_Data records_

────

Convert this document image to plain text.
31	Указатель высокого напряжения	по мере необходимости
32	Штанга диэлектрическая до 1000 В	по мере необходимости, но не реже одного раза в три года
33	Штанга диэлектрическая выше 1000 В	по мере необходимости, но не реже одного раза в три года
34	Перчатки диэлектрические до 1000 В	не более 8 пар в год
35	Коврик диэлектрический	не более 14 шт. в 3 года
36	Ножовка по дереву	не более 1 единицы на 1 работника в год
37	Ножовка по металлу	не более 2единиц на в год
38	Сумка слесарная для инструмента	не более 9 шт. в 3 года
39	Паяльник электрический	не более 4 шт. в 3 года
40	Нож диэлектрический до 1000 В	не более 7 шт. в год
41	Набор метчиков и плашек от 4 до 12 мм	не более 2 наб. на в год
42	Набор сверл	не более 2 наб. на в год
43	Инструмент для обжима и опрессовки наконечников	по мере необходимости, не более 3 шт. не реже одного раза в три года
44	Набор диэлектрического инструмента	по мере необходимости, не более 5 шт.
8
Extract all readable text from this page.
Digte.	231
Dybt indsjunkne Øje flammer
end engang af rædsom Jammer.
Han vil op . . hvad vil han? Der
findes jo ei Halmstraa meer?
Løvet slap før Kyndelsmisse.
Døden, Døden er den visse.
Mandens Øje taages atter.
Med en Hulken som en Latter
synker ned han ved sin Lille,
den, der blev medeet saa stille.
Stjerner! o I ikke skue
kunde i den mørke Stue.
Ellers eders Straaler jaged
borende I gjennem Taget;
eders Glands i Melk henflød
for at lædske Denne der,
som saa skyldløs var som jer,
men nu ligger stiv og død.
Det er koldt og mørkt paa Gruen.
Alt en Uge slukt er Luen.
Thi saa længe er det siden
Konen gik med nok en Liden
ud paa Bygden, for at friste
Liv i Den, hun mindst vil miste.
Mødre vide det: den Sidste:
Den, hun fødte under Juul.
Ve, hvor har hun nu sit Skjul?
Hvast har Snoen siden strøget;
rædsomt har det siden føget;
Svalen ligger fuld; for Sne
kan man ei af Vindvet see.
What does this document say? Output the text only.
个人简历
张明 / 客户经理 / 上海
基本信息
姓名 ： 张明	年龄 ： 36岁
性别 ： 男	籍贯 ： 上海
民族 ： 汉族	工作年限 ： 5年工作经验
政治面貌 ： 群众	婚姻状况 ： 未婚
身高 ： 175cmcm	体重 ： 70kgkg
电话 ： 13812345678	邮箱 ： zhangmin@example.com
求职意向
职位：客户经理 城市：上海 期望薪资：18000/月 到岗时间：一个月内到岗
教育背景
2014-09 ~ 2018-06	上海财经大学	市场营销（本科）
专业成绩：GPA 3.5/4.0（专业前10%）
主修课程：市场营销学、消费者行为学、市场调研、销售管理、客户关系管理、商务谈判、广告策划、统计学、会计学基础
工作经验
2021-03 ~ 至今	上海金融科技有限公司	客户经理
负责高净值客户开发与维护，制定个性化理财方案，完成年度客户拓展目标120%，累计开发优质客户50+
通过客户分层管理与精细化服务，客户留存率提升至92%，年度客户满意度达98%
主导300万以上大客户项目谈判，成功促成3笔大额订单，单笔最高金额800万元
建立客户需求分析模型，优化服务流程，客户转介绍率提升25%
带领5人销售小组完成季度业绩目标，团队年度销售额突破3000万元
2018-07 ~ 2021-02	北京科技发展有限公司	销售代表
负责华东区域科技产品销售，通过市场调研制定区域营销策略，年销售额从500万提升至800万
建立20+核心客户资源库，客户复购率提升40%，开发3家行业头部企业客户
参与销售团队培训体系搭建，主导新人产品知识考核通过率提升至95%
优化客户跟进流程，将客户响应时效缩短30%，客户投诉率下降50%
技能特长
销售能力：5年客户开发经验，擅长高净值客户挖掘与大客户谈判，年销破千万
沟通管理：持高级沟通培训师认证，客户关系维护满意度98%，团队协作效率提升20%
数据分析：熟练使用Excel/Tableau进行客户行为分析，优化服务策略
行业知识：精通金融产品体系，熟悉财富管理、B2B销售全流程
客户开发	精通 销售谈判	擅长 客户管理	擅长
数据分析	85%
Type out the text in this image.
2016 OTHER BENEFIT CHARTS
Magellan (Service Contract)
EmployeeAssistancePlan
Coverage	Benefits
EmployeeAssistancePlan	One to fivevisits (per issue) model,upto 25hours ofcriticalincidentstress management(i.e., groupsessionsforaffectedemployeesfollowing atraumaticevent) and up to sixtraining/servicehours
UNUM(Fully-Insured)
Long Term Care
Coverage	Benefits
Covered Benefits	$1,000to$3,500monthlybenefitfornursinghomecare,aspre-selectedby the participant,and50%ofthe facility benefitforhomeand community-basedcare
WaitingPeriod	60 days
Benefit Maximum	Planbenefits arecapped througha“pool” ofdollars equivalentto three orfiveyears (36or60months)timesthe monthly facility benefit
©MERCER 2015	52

────

_THE EXERCISE_
Pick out every line above that holds the word "数据分析" and copy it.

_RESPONSE_
数据分析：熟练使用Excel/Tableau进行客户行为分析，优化服务策略
数据分析	85%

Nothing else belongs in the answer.